> **To be done**:
Find every line with "Total" in it, then report how many there are and nothing more.

[Records]
================================

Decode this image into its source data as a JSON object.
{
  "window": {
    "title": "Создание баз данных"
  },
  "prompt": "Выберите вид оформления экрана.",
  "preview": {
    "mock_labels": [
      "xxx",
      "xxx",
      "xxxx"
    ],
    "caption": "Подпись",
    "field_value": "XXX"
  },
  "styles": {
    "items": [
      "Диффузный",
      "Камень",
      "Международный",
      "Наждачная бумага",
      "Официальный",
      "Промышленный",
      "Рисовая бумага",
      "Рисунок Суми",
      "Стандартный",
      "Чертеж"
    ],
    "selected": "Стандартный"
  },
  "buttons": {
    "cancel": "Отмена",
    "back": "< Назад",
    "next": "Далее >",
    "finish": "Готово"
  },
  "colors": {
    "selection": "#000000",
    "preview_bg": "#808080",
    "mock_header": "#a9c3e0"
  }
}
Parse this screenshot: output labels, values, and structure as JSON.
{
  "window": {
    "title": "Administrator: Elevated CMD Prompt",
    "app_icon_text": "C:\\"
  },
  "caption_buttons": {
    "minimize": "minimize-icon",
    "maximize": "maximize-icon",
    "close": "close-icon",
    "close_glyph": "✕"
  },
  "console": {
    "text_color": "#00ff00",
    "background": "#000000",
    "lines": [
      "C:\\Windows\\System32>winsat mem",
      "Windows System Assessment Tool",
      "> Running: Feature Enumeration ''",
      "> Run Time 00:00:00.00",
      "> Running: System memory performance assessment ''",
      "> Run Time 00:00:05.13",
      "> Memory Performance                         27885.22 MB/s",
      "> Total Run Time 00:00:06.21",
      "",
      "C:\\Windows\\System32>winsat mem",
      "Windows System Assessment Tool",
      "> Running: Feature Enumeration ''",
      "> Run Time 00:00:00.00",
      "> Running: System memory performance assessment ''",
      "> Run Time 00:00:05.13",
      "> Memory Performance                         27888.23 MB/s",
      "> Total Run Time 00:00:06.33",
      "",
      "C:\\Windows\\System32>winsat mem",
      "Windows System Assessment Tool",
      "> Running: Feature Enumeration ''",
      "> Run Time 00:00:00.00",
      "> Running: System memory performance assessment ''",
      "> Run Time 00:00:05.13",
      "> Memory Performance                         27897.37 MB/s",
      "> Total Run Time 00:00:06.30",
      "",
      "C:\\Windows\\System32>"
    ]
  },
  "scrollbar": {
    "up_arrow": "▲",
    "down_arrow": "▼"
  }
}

================================

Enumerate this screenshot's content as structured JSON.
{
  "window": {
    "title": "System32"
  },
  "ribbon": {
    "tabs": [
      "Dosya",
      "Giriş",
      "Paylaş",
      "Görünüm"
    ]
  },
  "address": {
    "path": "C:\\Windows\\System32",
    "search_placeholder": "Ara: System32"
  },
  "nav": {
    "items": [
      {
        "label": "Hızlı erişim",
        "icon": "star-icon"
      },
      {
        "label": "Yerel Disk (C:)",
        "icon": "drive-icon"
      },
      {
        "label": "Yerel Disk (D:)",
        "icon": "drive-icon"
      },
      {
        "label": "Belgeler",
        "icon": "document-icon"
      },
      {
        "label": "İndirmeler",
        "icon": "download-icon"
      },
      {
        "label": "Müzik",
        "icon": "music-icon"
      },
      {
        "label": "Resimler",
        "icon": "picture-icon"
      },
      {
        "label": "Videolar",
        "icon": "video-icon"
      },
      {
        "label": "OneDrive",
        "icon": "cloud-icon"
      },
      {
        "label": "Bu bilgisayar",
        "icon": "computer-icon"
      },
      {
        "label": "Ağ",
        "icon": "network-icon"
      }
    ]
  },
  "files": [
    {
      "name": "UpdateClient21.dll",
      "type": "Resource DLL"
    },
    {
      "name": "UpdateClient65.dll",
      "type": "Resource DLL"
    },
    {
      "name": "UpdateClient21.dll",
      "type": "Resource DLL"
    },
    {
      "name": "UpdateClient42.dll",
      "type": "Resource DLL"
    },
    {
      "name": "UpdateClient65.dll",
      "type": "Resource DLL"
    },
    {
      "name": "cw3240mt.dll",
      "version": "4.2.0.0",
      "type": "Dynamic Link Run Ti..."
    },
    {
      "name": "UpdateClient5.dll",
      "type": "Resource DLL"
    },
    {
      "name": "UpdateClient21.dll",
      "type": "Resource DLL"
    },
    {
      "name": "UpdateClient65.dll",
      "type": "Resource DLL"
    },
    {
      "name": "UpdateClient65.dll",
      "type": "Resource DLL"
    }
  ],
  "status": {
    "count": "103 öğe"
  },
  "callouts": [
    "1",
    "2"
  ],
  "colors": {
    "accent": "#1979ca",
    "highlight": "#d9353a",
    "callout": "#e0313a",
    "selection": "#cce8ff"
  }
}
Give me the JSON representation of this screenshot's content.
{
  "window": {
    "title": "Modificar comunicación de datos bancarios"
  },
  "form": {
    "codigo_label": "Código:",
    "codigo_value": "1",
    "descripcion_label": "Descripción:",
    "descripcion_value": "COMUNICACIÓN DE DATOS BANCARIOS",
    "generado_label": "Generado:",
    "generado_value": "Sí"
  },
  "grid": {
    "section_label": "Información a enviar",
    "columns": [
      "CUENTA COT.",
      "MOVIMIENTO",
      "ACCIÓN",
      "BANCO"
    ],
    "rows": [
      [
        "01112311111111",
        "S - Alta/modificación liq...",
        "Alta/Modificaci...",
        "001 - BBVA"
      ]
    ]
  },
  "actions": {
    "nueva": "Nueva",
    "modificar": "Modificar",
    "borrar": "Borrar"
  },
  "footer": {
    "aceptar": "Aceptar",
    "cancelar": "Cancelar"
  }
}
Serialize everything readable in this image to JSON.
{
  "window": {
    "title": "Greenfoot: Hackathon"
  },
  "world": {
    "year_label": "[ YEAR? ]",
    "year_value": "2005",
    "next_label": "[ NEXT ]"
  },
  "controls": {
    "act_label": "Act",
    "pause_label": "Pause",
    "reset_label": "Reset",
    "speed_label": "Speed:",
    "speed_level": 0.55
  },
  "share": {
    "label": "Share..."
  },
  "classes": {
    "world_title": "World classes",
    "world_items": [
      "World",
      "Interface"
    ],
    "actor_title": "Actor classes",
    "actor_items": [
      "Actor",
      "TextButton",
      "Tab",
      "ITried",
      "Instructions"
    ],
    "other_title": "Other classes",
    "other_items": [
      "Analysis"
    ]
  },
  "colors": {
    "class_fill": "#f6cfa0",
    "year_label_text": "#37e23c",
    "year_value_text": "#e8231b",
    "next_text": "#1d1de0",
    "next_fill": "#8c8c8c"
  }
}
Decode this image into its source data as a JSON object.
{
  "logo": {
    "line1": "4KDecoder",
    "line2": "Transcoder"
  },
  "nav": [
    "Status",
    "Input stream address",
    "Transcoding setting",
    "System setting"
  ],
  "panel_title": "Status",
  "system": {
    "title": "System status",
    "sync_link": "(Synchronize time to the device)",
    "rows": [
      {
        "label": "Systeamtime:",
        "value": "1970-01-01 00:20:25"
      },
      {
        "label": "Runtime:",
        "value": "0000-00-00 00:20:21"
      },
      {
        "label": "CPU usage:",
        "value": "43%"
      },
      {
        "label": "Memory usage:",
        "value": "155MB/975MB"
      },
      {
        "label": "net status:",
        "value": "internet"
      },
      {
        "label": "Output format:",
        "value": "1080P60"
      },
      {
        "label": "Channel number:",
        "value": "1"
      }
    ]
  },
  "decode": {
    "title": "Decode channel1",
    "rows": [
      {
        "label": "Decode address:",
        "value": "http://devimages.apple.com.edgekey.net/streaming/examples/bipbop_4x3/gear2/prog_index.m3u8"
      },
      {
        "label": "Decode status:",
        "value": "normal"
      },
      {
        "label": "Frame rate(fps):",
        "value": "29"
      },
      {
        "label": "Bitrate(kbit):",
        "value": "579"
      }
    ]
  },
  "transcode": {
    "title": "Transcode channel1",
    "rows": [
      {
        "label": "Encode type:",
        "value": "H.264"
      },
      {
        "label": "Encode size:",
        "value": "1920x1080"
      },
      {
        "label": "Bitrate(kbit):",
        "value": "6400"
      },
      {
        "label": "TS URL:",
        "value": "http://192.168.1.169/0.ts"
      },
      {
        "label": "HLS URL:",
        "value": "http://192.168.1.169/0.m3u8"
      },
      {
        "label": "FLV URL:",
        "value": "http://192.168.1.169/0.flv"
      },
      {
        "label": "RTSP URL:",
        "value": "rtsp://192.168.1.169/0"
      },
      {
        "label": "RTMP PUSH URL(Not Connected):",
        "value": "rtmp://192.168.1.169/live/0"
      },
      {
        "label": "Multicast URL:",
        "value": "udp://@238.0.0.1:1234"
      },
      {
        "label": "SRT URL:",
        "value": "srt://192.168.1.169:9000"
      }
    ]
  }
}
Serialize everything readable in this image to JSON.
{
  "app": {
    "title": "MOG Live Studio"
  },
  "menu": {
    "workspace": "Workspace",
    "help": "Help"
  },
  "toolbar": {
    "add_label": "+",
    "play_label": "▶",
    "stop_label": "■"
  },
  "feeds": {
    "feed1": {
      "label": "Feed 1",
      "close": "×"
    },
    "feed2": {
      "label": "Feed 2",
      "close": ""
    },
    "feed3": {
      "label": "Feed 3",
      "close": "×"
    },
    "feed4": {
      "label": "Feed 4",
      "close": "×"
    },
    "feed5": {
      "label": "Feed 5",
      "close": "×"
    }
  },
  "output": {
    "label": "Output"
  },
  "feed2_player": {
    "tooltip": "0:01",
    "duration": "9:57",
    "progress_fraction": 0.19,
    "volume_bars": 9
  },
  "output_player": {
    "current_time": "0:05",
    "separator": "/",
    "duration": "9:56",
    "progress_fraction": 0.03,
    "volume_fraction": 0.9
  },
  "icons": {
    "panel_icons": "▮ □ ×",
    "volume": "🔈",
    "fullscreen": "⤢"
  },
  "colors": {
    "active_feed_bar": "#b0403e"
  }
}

================================

> **Output for this exercise**:
3